Марк Шагал - читать онлайн книгу. Автор: Джекки Вульшлегер cтр.№ 110

читать книги онлайн бесплатно
 
 

Онлайн книга - Марк Шагал | Автор книги - Джекки Вульшлегер

Cтраница 110
читать онлайн книги бесплатно

Эскизы Шагала объединяли действия и детальные условные знаки хореографии (состоявшей из диких цыганских народных танцев, стилизованных русских танцев и классических па де труа). По словам биографа Мясина Винсента Гарсия-Маркеса, «двое русских в изгнании изобретали узы, которые должны были возвыситься до особого уровня близости». Для Мясина, благодаря его занятиям с Дягилевым, живописное решение было неотъемлемой частью хореографии. «Отставьте дизайн, – говорил, бывало, Фредерик Эштон, – и из балетов ничего не получится». Таким образом, «хореограф и живописец работали, как один человек, и Мясин подчинялся влиянию шагаловского живописного видения действия вплоть до мельчайших деталей, – говорил Франц Мейер. – Для Шагала и его жены месяцы работы с Мясиным были самыми счастливыми моментами их жизни в Америке, да и позже. Достаточно было услышать несколько кусков из трио Чайковского, чтобы вызвать настроение, созвучное тому замечательному периоду».

Балет «Алеко» с входящими в состав исполнителей акробатами, клоунами и уличными танцорами, – это трагическая история юного героя, который устал от города и покинул его, чтобы соединиться с цыганкой Земфирой в ее таборе. Вскоре Земфира отказывается от него ради нового возлюбленного, несмотря на просьбы вернуться. В финале безумный Алеко, предаваясь видениям из своего прошлого, убивает любовников. Отец Земфиры изгоняет Алеко из табора, теперь он приговорен вести жизнь странника. «Я надеюсь, что мои дорогие друзья и вообще все мои друзья в Америке увидят этот балет, который я делал только с мыслями о великой России, но также и обо всех нас», – писал Шагал Опатошу. В изгнании романтическая баллада степей была для него своего рода сном о потерянном мире. Взяв знакомые мотивы, Шагал трансформировал их в отражение широких, льющихся движений хореографии Мясина и распространил по четырем большим задникам сочный цвет, который еще совсем недавно уходил из его работ. В открытой панораме перед зрителем предстают багровый петух (фаллический символ страсти), который стремительно несется сквозь тревожные кобальтовые облака, в то время как любовники обнимаются под жемчужной пушкинской луной, отражающейся в озере; сцены с медведем-скрипачом, плывущим над опрокинутой деревней, с обезьяной, качающейся на ветвях; золотая нива с головой рыбы, крестьянская коса, которая вздымается из травы под двумя чудовищными красно-кровавыми солнцами; и в финале – в черное ночное небо, освещенное золотыми канделябрами, над горящим городом взлетает белая лошадь с каретными колесами у задних ног.

Выборка данных:

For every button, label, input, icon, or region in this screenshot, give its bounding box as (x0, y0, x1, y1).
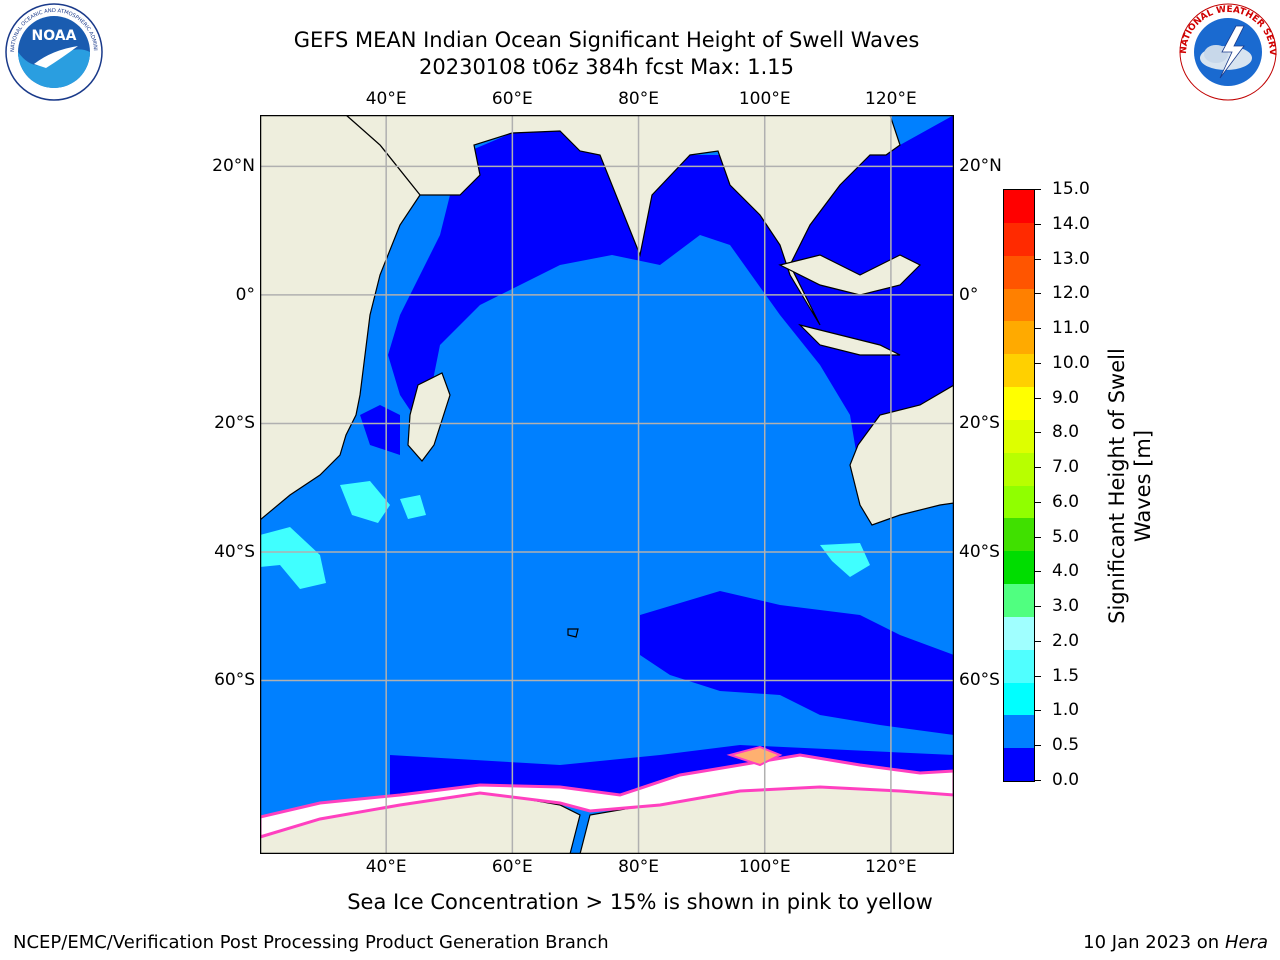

Задания:
**a)** Перечислите всех людей, чьи слова фрагмент о Шагале и балете «Алеко» приводит как прямую цитату в кавычках.
**b)** Подхватите фрагмент о Шагале и балете «Алеко» и продолжите его несколькими предложениями сразу после последнего.
Строки никак не связаны с фрагментом.

Ожидаемые результаты:
**a)** Винсент Гарсия-Маркес, Фредерик Эштон, Франц Мейер, Шагал.

**b)**
Подготовительная работа над декорациями велась в Нью-Йорке, но свои истинные очертания и интенсивные цвета она обрела уже в Мехико, где по приглашению мексиканского правительства должна была состояться премьера балета в «Паласио де Белла Артес», выполненном в стиле art deco, с роскошным просцениумом от Тиффани. Шагал и Белла уехали в Мехико с Мясиным в начале августа 1942 года, там после нью-йоркской серости они увидели контрастное великолепие неистовых цветов, резкое солнце и озаряемые яркими огнями ночи. Все это нашло свое отображение в «Алеко». «Декорации Шагала горят, как солнце в раю», – говорила Белла.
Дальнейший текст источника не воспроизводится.